(DIRECTION) Keep only the lines of the listing that include the word "screenshot", and copy them.

Extracts from a graphics dataset:
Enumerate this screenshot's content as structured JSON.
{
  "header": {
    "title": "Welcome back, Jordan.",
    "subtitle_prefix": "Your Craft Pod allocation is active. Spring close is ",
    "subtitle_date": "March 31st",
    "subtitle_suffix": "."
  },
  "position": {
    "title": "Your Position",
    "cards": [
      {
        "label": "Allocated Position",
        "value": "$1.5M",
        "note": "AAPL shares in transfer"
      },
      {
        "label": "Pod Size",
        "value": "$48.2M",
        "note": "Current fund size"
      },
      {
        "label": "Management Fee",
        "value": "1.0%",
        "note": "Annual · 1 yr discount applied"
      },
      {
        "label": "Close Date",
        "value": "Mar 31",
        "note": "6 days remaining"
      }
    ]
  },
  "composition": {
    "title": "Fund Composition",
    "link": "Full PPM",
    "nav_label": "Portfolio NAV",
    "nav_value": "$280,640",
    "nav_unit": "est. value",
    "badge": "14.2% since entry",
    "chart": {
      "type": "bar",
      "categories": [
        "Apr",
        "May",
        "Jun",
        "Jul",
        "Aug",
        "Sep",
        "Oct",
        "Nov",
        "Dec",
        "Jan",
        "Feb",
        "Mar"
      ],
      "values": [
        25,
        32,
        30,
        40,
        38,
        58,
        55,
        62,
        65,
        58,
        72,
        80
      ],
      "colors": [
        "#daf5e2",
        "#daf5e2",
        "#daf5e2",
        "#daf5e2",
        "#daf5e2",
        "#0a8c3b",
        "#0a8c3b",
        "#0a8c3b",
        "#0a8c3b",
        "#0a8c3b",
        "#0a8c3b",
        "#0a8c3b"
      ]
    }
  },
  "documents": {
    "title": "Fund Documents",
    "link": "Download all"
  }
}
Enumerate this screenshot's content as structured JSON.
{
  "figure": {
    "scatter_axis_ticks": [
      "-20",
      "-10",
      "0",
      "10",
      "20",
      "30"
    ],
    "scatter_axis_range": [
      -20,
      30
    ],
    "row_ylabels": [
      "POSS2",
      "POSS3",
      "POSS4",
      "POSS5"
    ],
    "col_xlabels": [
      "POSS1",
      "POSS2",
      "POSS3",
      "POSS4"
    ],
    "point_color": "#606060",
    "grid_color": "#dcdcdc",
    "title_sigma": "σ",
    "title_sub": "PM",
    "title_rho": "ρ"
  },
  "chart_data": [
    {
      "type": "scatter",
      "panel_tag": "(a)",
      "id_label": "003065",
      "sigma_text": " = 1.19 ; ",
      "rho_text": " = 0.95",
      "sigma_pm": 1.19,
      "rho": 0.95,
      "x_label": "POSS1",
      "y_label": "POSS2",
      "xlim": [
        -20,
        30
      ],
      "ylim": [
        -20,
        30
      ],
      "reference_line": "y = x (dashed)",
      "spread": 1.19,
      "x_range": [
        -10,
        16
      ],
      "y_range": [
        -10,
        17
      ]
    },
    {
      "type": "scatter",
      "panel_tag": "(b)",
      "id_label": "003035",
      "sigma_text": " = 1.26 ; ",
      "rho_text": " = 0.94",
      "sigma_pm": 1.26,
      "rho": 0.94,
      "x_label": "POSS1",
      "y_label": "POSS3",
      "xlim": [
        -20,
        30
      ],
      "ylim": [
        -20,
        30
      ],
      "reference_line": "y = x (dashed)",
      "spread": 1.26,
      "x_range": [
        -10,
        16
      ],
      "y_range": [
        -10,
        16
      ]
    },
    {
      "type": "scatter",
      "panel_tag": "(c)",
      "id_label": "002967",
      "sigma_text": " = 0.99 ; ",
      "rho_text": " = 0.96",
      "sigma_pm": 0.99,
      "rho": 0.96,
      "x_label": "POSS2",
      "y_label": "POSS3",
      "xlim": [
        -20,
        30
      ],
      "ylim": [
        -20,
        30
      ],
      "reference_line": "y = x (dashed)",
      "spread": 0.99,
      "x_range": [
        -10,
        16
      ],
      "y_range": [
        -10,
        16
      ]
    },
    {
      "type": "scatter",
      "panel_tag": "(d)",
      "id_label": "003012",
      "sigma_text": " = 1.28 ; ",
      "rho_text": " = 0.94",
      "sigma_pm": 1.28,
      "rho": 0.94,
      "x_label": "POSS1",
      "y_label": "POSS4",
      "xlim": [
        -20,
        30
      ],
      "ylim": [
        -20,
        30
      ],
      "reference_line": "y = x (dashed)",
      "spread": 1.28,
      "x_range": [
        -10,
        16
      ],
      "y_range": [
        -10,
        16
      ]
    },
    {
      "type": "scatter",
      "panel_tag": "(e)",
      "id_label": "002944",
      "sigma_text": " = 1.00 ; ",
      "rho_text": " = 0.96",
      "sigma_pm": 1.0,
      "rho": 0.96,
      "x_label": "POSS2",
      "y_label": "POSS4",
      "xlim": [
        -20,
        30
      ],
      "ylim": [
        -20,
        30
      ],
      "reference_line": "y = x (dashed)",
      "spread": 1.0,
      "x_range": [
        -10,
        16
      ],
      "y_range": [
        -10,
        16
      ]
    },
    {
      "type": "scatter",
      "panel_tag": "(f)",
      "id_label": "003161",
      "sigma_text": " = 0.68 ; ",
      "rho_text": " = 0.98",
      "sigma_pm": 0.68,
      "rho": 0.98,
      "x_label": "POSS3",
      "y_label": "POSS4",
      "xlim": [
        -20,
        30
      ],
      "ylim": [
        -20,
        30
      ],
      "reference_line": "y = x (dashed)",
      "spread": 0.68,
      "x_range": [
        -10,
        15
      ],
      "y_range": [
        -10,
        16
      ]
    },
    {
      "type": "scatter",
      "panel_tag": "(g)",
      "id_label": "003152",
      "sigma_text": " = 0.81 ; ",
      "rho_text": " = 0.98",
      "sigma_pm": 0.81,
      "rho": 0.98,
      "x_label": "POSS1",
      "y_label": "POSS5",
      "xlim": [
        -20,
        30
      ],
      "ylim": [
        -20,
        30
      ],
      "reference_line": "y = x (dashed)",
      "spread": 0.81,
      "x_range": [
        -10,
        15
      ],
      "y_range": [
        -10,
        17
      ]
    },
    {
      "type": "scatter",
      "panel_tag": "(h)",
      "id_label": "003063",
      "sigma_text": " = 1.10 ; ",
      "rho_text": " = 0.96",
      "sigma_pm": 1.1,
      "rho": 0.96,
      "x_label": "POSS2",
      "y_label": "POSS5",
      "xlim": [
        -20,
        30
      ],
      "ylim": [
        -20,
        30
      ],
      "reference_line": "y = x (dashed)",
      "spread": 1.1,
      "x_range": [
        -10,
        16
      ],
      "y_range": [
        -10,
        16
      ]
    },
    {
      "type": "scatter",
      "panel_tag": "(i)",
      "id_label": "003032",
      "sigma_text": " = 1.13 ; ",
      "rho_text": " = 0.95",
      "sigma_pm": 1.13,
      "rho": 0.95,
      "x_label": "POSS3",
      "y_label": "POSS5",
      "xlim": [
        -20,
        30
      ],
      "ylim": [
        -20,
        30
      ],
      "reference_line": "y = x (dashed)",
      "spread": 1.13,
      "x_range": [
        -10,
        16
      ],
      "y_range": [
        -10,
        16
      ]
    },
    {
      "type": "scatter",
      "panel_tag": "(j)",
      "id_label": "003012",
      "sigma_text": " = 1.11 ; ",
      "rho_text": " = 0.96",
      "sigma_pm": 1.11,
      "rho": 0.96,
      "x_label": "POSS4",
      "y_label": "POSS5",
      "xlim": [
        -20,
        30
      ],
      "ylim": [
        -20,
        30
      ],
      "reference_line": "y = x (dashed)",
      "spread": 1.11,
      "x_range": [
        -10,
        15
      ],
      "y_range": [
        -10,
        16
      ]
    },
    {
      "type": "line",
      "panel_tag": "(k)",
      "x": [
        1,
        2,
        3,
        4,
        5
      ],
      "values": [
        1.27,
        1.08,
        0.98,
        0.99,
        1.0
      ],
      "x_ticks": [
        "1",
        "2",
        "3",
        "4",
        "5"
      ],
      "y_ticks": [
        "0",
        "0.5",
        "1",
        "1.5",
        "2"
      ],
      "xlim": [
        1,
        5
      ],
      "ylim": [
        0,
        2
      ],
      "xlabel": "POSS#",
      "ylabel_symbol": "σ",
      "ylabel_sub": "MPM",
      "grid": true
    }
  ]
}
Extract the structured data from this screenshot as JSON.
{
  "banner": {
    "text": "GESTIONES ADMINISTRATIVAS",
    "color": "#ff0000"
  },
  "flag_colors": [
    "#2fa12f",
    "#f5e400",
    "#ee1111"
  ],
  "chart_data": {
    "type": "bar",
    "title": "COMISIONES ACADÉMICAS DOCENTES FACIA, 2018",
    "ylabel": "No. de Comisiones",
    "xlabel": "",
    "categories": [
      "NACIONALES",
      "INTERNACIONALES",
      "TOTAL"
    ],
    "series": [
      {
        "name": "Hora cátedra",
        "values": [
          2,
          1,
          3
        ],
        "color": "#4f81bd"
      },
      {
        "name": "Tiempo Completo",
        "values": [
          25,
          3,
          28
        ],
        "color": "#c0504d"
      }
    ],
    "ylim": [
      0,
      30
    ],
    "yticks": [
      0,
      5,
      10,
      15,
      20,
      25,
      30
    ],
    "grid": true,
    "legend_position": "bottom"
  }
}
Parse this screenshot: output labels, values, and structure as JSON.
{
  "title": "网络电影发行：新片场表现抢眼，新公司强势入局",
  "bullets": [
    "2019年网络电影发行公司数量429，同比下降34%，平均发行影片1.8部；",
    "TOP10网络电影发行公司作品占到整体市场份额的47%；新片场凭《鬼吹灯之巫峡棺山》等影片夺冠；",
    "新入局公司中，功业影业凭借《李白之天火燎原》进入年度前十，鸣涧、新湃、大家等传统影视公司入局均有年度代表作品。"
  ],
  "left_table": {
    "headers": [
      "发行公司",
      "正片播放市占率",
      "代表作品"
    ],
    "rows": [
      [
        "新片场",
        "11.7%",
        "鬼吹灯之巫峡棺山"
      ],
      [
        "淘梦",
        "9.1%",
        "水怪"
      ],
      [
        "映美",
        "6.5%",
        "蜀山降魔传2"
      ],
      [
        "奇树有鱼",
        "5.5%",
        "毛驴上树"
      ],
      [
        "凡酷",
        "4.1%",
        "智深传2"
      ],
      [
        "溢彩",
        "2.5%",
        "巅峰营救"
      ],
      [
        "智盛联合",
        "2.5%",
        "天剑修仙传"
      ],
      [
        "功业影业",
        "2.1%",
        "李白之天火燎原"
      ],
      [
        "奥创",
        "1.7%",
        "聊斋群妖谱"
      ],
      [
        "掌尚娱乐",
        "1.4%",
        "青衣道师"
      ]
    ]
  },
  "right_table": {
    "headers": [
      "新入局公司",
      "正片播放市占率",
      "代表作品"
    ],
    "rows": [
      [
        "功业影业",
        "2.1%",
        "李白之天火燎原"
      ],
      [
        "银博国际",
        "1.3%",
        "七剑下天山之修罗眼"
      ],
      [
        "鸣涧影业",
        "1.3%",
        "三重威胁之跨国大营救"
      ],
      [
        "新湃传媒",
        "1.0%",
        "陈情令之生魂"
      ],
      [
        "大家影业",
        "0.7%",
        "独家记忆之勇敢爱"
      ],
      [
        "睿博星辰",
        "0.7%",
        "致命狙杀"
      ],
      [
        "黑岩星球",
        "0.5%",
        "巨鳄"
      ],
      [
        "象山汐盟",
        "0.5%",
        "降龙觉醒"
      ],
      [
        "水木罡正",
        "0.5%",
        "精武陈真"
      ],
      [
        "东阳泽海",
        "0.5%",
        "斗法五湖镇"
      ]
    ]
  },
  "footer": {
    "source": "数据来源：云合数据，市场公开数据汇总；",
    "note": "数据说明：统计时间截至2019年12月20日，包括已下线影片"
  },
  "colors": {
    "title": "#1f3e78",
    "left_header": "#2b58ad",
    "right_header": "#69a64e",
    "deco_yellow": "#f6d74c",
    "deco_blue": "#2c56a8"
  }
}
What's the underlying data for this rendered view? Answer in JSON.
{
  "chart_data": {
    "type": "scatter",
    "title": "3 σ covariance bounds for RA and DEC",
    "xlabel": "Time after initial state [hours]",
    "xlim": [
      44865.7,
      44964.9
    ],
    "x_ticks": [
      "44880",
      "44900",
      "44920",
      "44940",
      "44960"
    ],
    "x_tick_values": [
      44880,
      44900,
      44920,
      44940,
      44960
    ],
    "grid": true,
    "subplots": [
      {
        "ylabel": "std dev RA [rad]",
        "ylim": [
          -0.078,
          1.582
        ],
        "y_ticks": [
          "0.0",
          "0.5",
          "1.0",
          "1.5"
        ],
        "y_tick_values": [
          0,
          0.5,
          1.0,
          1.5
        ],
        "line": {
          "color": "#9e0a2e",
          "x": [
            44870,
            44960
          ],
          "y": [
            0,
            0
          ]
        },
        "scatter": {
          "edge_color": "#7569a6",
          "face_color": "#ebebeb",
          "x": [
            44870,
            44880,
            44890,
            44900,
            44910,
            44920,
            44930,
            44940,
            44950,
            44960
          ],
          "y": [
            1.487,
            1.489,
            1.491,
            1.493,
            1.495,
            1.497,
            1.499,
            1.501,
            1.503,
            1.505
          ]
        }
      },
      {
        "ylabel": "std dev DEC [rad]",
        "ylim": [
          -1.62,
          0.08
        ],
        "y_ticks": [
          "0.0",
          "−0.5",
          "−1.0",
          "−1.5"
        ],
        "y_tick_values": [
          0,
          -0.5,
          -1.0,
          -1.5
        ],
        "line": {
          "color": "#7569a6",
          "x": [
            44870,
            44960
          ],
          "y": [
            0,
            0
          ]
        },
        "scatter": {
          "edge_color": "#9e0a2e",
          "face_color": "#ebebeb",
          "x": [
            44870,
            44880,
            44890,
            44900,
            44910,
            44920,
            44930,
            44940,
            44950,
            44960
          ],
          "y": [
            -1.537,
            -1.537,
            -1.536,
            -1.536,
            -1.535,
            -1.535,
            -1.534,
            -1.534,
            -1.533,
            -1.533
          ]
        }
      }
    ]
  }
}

(COMPLETED TASK)
Enumerate this screenshot's content as structured JSON.
Enumerate this screenshot's content as structured JSON.
Extract the structured data from this screenshot as JSON.
Parse this screenshot: output labels, values, and structure as JSON.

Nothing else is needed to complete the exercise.